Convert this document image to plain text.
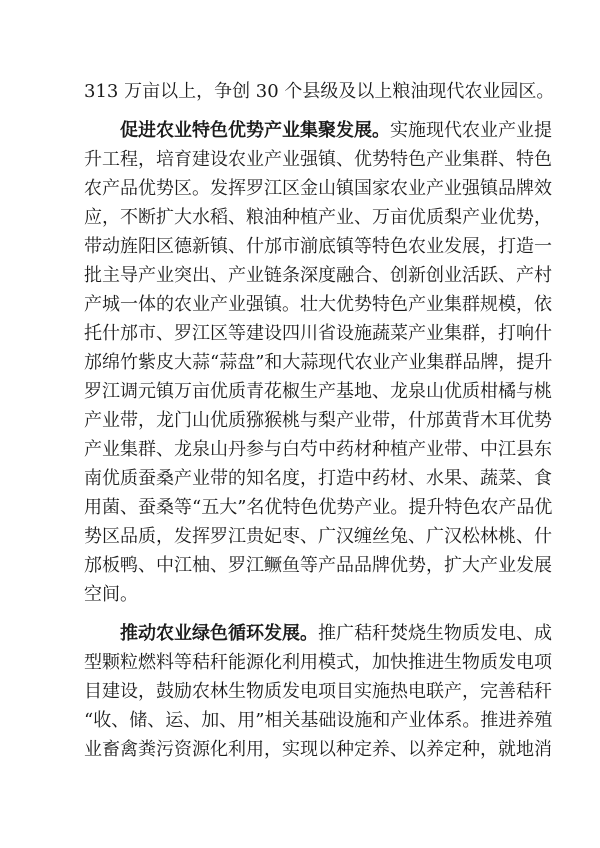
313 万亩以上，争创 30 个县级及以上粮油现代农业园区。
促进农业特色优势产业集聚发展。实施现代农业产业提
升工程，培育建设农业产业强镇、优势特色产业集群、特色
农产品优势区。发挥罗江区金山镇国家农业产业强镇品牌效
应，不断扩大水稻、粮油种植产业、万亩优质梨产业优势，
带动旌阳区德新镇、什邡市湔底镇等特色农业发展，打造一
批主导产业突出、产业链条深度融合、创新创业活跃、产村
产城一体的农业产业强镇。壮大优势特色产业集群规模，依
托什邡市、罗江区等建设四川省设施蔬菜产业集群，打响什
邡绵竹紫皮大蒜“蒜盘”和大蒜现代农业产业集群品牌，提升
罗江调元镇万亩优质青花椒生产基地、龙泉山优质柑橘与桃
产业带，龙门山优质猕猴桃与梨产业带，什邡黄背木耳优势
产业集群、龙泉山丹参与白芍中药材种植产业带、中江县东
南优质蚕桑产业带的知名度，打造中药材、水果、蔬菜、食
用菌、蚕桑等“五大”名优特色优势产业。提升特色农产品优
势区品质，发挥罗江贵妃枣、广汉缠丝兔、广汉松林桃、什
邡板鸭、中江柚、罗江鳜鱼等产品品牌优势，扩大产业发展
空间。
推动农业绿色循环发展。推广秸秆焚烧生物质发电、成
型颗粒燃料等秸秆能源化利用模式，加快推进生物质发电项
目建设，鼓励农林生物质发电项目实施热电联产，完善秸秆
“收、储、运、加、用”相关基础设施和产业体系。推进养殖
业畜禽粪污资源化利用，实现以种定养、以养定种，就地消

=====

Copy the whole of the material above exactly, but not its images.

* SOLUTION FOR THIS EXERCISE
Convert this document image to plain text.
313 万亩以上，争创 30 个县级及以上粮油现代农业园区。
促进农业特色优势产业集聚发展。实施现代农业产业提
升工程，培育建设农业产业强镇、优势特色产业集群、特色
农产品优势区。发挥罗江区金山镇国家农业产业强镇品牌效
应，不断扩大水稻、粮油种植产业、万亩优质梨产业优势，
带动旌阳区德新镇、什邡市湔底镇等特色农业发展，打造一
批主导产业突出、产业链条深度融合、创新创业活跃、产村
产城一体的农业产业强镇。壮大优势特色产业集群规模，依
托什邡市、罗江区等建设四川省设施蔬菜产业集群，打响什
邡绵竹紫皮大蒜“蒜盘”和大蒜现代农业产业集群品牌，提升
罗江调元镇万亩优质青花椒生产基地、龙泉山优质柑橘与桃
产业带，龙门山优质猕猴桃与梨产业带，什邡黄背木耳优势
产业集群、龙泉山丹参与白芍中药材种植产业带、中江县东
南优质蚕桑产业带的知名度，打造中药材、水果、蔬菜、食
用菌、蚕桑等“五大”名优特色优势产业。提升特色农产品优
势区品质，发挥罗江贵妃枣、广汉缠丝兔、广汉松林桃、什
邡板鸭、中江柚、罗江鳜鱼等产品品牌优势，扩大产业发展
空间。
推动农业绿色循环发展。推广秸秆焚烧生物质发电、成
型颗粒燃料等秸秆能源化利用模式，加快推进生物质发电项
目建设，鼓励农林生物质发电项目实施热电联产，完善秸秆
“收、储、运、加、用”相关基础设施和产业体系。推进养殖
业畜禽粪污资源化利用，实现以种定养、以养定种，就地消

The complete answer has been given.